■ What is being asked:
Drop the pictures, then extract the listing word for word.

■ Excerpted records:
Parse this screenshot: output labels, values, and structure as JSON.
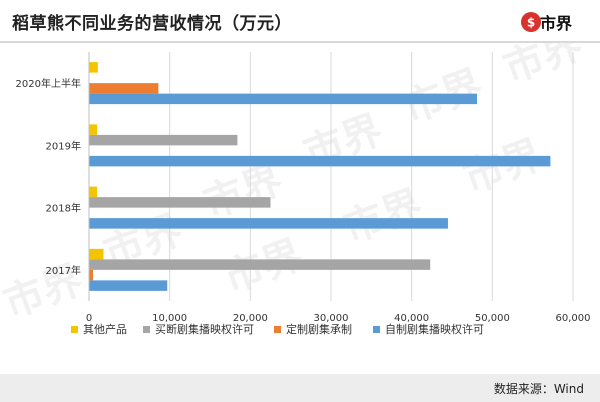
{
  "header": {
    "title": "稻草熊不同业务的营收情况（万元）",
    "logo_text": "市界"
  },
  "footer": {
    "source": "数据来源：Wind"
  },
  "colors": {
    "其他产品": "#f5c400",
    "买断剧集播映权许可": "#a5a5a5",
    "定制剧集承制": "#ed7d31",
    "自制剧集播映权许可": "#5b9bd5",
    "brand": "#d7322c"
  },
  "chart_data": {
    "type": "bar",
    "orientation": "horizontal",
    "title": "稻草熊不同业务的营收情况（万元）",
    "categories": [
      "2017年",
      "2018年",
      "2019年",
      "2020年上半年"
    ],
    "series": [
      {
        "name": "其他产品",
        "values": [
          1800,
          1000,
          1000,
          1100
        ]
      },
      {
        "name": "买断剧集播映权许可",
        "values": [
          42300,
          22500,
          18400,
          0
        ]
      },
      {
        "name": "定制剧集承制",
        "values": [
          500,
          0,
          0,
          8600
        ]
      },
      {
        "name": "自制剧集播映权许可",
        "values": [
          9700,
          44500,
          57200,
          48100
        ]
      }
    ],
    "xlim": [
      0,
      60000
    ],
    "xticks": [
      "0",
      "10,000",
      "20,000",
      "30,000",
      "40,000",
      "50,000",
      "60,000"
    ],
    "legend_position": "bottom",
    "grid": true
  }
}
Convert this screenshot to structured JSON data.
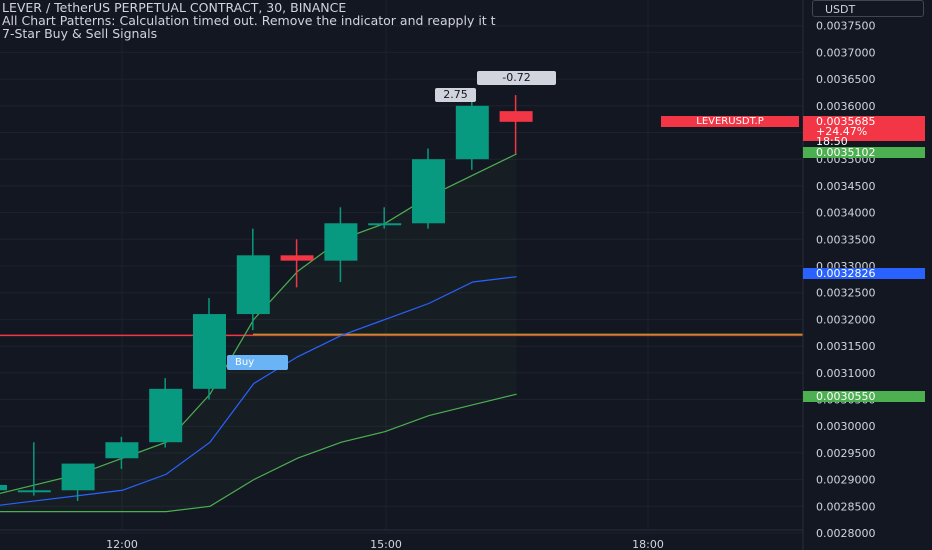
{
  "header": {
    "title": "LEVER / TetherUS PERPETUAL CONTRACT, 30, BINANCE",
    "indicator1": "All Chart Patterns: Calculation timed out. Remove the indicator and reapply it t",
    "indicator2": "7-Star Buy & Sell Signals"
  },
  "currency": "USDT",
  "price_scale": {
    "ticks": [
      "0.0037500",
      "0.0037000",
      "0.0036500",
      "0.0036000",
      "0.0035500",
      "0.0035000",
      "0.0034500",
      "0.0034000",
      "0.0033500",
      "0.0033000",
      "0.0032500",
      "0.0032000",
      "0.0031500",
      "0.0031000",
      "0.0030500",
      "0.0030000",
      "0.0029500",
      "0.0029000",
      "0.0028500",
      "0.0028000"
    ]
  },
  "time_axis": {
    "ticks": [
      "12:00",
      "15:00",
      "18:00"
    ]
  },
  "tags": {
    "symbol": "LEVERUSDT.P",
    "last_price": "0.0035685",
    "change": "+24.47%",
    "countdown": "18:50",
    "green_upper": "0.0035102",
    "blue": "0.0032826",
    "green_lower": "0.0030550"
  },
  "bubbles": {
    "a": "2.75",
    "b": "-0.72"
  },
  "signal": {
    "buy": "Buy"
  },
  "colors": {
    "background": "#131722",
    "up": "#089981",
    "down": "#f23645",
    "blue_line": "#2962ff",
    "green_line": "#4caf50",
    "hline_red": "#f23645",
    "hline_olive": "#9e9d24"
  },
  "chart_data": {
    "type": "candlestick",
    "candles": [
      {
        "time": "10:30",
        "open": 0.00288,
        "high": 0.0029,
        "low": 0.00286,
        "close": 0.00289
      },
      {
        "time": "11:00",
        "open": 0.00288,
        "high": 0.00297,
        "low": 0.00287,
        "close": 0.00288
      },
      {
        "time": "11:30",
        "open": 0.00288,
        "high": 0.00293,
        "low": 0.00286,
        "close": 0.00293
      },
      {
        "time": "12:00",
        "open": 0.00294,
        "high": 0.00298,
        "low": 0.00292,
        "close": 0.00297
      },
      {
        "time": "12:30",
        "open": 0.00297,
        "high": 0.00309,
        "low": 0.00296,
        "close": 0.00307
      },
      {
        "time": "13:00",
        "open": 0.00307,
        "high": 0.00324,
        "low": 0.00305,
        "close": 0.00321
      },
      {
        "time": "13:30",
        "open": 0.00321,
        "high": 0.00337,
        "low": 0.00318,
        "close": 0.00332
      },
      {
        "time": "14:00",
        "open": 0.00332,
        "high": 0.00335,
        "low": 0.00326,
        "close": 0.00331
      },
      {
        "time": "14:30",
        "open": 0.00331,
        "high": 0.00341,
        "low": 0.00327,
        "close": 0.00338
      },
      {
        "time": "15:00",
        "open": 0.00338,
        "high": 0.00341,
        "low": 0.00337,
        "close": 0.00338
      },
      {
        "time": "15:30",
        "open": 0.00338,
        "high": 0.00352,
        "low": 0.00337,
        "close": 0.0035
      },
      {
        "time": "16:00",
        "open": 0.0035,
        "high": 0.00361,
        "low": 0.00348,
        "close": 0.0036
      },
      {
        "time": "16:30",
        "open": 0.00359,
        "high": 0.00362,
        "low": 0.00351,
        "close": 0.00357
      }
    ],
    "series": [
      {
        "values": [
          0.00285,
          0.00286,
          0.00287,
          0.00288,
          0.00291,
          0.00297,
          0.00308,
          0.00313,
          0.00317,
          0.0032,
          0.00323,
          0.00327,
          0.00328
        ]
      },
      {
        "values": [
          0.00284,
          0.00284,
          0.00284,
          0.00284,
          0.00284,
          0.00285,
          0.0029,
          0.00294,
          0.00297,
          0.00299,
          0.00302,
          0.00304,
          0.00306
        ]
      },
      {
        "values": [
          0.00287,
          0.00289,
          0.00291,
          0.00294,
          0.00297,
          0.00306,
          0.0032,
          0.00329,
          0.00335,
          0.00338,
          0.00343,
          0.00347,
          0.00351
        ]
      }
    ],
    "hlines": [
      {
        "price": 0.00317,
        "color": "red"
      },
      {
        "price": 0.003172,
        "color": "olive"
      }
    ],
    "ylim": [
      0.0028,
      0.0038
    ],
    "grid": true
  }
}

■ Reply:
Parse this screenshot: output labels, values, and structure as JSON.
{
  "header": {
    "title": "稻草熊不同业务的营收情况（万元）",
    "logo_text": "市界"
  },
  "footer": {
    "source": "数据来源：Wind"
  },
  "colors": {
    "其他产品": "#f5c400",
    "买断剧集播映权许可": "#a5a5a5",
    "定制剧集承制": "#ed7d31",
    "自制剧集播映权许可": "#5b9bd5",
    "brand": "#d7322c"
  },
  "chart_data": {
    "type": "bar",
    "orientation": "horizontal",
    "title": "稻草熊不同业务的营收情况（万元）",
    "categories": [
      "2017年",
      "2018年",
      "2019年",
      "2020年上半年"
    ],
    "series": [
      {
        "name": "其他产品",
        "values": [
          1800,
          1000,
          1000,
          1100
        ]
      },
      {
        "name": "买断剧集播映权许可",
        "values": [
          42300,
          22500,
          18400,
          0
        ]
      },
      {
        "name": "定制剧集承制",
        "values": [
          500,
          0,
          0,
          8600
        ]
      },
      {
        "name": "自制剧集播映权许可",
        "values": [
          9700,
          44500,
          57200,
          48100
        ]
      }
    ],
    "xlim": [
      0,
      60000
    ],
    "xticks": [
      "0",
      "10,000",
      "20,000",
      "30,000",
      "40,000",
      "50,000",
      "60,000"
    ],
    "legend_position": "bottom",
    "grid": true
  }
}
Convert this screenshot to structured JSON data.
{
  "header": {
    "title": "LEVER / TetherUS PERPETUAL CONTRACT, 30, BINANCE",
    "indicator1": "All Chart Patterns: Calculation timed out. Remove the indicator and reapply it t",
    "indicator2": "7-Star Buy & Sell Signals"
  },
  "currency": "USDT",
  "price_scale": {
    "ticks": [
      "0.0037500",
      "0.0037000",
      "0.0036500",
      "0.0036000",
      "0.0035500",
      "0.0035000",
      "0.0034500",
      "0.0034000",
      "0.0033500",
      "0.0033000",
      "0.0032500",
      "0.0032000",
      "0.0031500",
      "0.0031000",
      "0.0030500",
      "0.0030000",
      "0.0029500",
      "0.0029000",
      "0.0028500",
      "0.0028000"
    ]
  },
  "time_axis": {
    "ticks": [
      "12:00",
      "15:00",
      "18:00"
    ]
  },
  "tags": {
    "symbol": "LEVERUSDT.P",
    "last_price": "0.0035685",
    "change": "+24.47%",
    "countdown": "18:50",
    "green_upper": "0.0035102",
    "blue": "0.0032826",
    "green_lower": "0.0030550"
  },
  "bubbles": {
    "a": "2.75",
    "b": "-0.72"
  },
  "signal": {
    "buy": "Buy"
  },
  "colors": {
    "background": "#131722",
    "up": "#089981",
    "down": "#f23645",
    "blue_line": "#2962ff",
    "green_line": "#4caf50",
    "hline_red": "#f23645",
    "hline_olive": "#9e9d24"
  },
  "chart_data": {
    "type": "candlestick",
    "candles": [
      {
        "time": "10:30",
        "open": 0.00288,
        "high": 0.0029,
        "low": 0.00286,
        "close": 0.00289
      },
      {
        "time": "11:00",
        "open": 0.00288,
        "high": 0.00297,
        "low": 0.00287,
        "close": 0.00288
      },
      {
        "time": "11:30",
        "open": 0.00288,
        "high": 0.00293,
        "low": 0.00286,
        "close": 0.00293
      },
      {
        "time": "12:00",
        "open": 0.00294,
        "high": 0.00298,
        "low": 0.00292,
        "close": 0.00297
      },
      {
        "time": "12:30",
        "open": 0.00297,
        "high": 0.00309,
        "low": 0.00296,
        "close": 0.00307
      },
      {
        "time": "13:00",
        "open": 0.00307,
        "high": 0.00324,
        "low": 0.00305,
        "close": 0.00321
      },
      {
        "time": "13:30",
        "open": 0.00321,
        "high": 0.00337,
        "low": 0.00318,
        "close": 0.00332
      },
      {
        "time": "14:00",
        "open": 0.00332,
        "high": 0.00335,
        "low": 0.00326,
        "close": 0.00331
      },
      {
        "time": "14:30",
        "open": 0.00331,
        "high": 0.00341,
        "low": 0.00327,
        "close": 0.00338
      },
      {
        "time": "15:00",
        "open": 0.00338,
        "high": 0.00341,
        "low": 0.00337,
        "close": 0.00338
      },
      {
        "time": "15:30",
        "open": 0.00338,
        "high": 0.00352,
        "low": 0.00337,
        "close": 0.0035
      },
      {
        "time": "16:00",
        "open": 0.0035,
        "high": 0.00361,
        "low": 0.00348,
        "close": 0.0036
      },
      {
        "time": "16:30",
        "open": 0.00359,
        "high": 0.00362,
        "low": 0.00351,
        "close": 0.00357
      }
    ],
    "series": [
      {
        "values": [
          0.00285,
          0.00286,
          0.00287,
          0.00288,
          0.00291,
          0.00297,
          0.00308,
          0.00313,
          0.00317,
          0.0032,
          0.00323,
          0.00327,
          0.00328
        ]
      },
      {
        "values": [
          0.00284,
          0.00284,
          0.00284,
          0.00284,
          0.00284,
          0.00285,
          0.0029,
          0.00294,
          0.00297,
          0.00299,
          0.00302,
          0.00304,
          0.00306
        ]
      },
      {
        "values": [
          0.00287,
          0.00289,
          0.00291,
          0.00294,
          0.00297,
          0.00306,
          0.0032,
          0.00329,
          0.00335,
          0.00338,
          0.00343,
          0.00347,
          0.00351
        ]
      }
    ],
    "hlines": [
      {
        "price": 0.00317,
        "color": "red"
      },
      {
        "price": 0.003172,
        "color": "olive"
      }
    ],
    "ylim": [
      0.0028,
      0.0038
    ],
    "grid": true
  }
}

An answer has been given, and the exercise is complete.